• _Excerpted records_:

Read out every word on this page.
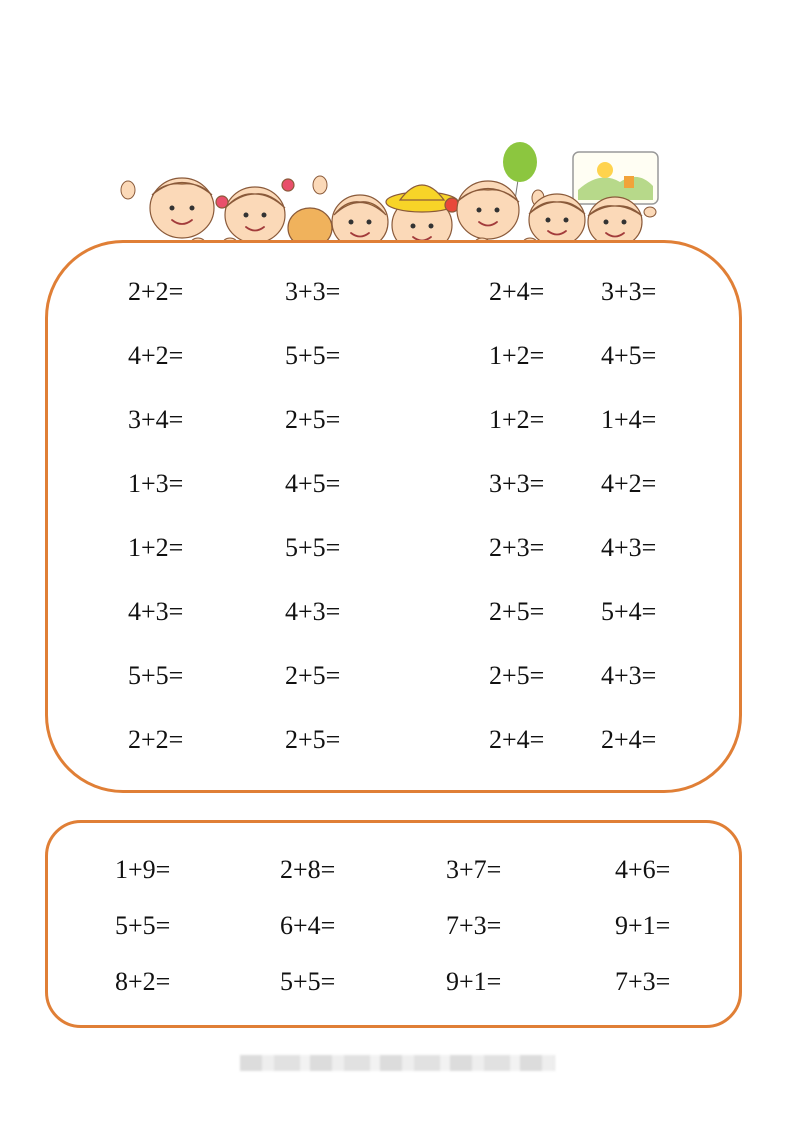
2+2=	3+3=	2+4= 3+3=
4+2=	5+5=	1+2= 4+5=
3+4=	2+5=	1+2= 1+4=
1+3=	4+5=	3+3= 4+2=
1+2=	5+5=	2+3= 4+3=
4+3=	4+3=	2+5= 5+4=
5+5=	2+5=	2+5= 4+3=
2+2=	2+5=	2+4= 2+4=
1+9=	2+8=	3+7=	4+6=
5+5=	6+4=	7+3=	9+1=
8+2=	5+5=	9+1=	7+3=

• _The problem_: Set down the material exactly, every line of it, except for the pictures.

• _Complete answer_:
Read out every word on this page.
2+2=	3+3=	2+4= 3+3=
4+2=	5+5=	1+2= 4+5=
3+4=	2+5=	1+2= 1+4=
1+3=	4+5=	3+3= 4+2=
1+2=	5+5=	2+3= 4+3=
4+3=	4+3=	2+5= 5+4=
5+5=	2+5=	2+5= 4+3=
2+2=	2+5=	2+4= 2+4=
1+9=	2+8=	3+7=	4+6=
5+5=	6+4=	7+3=	9+1=
8+2=	5+5=	9+1=	7+3=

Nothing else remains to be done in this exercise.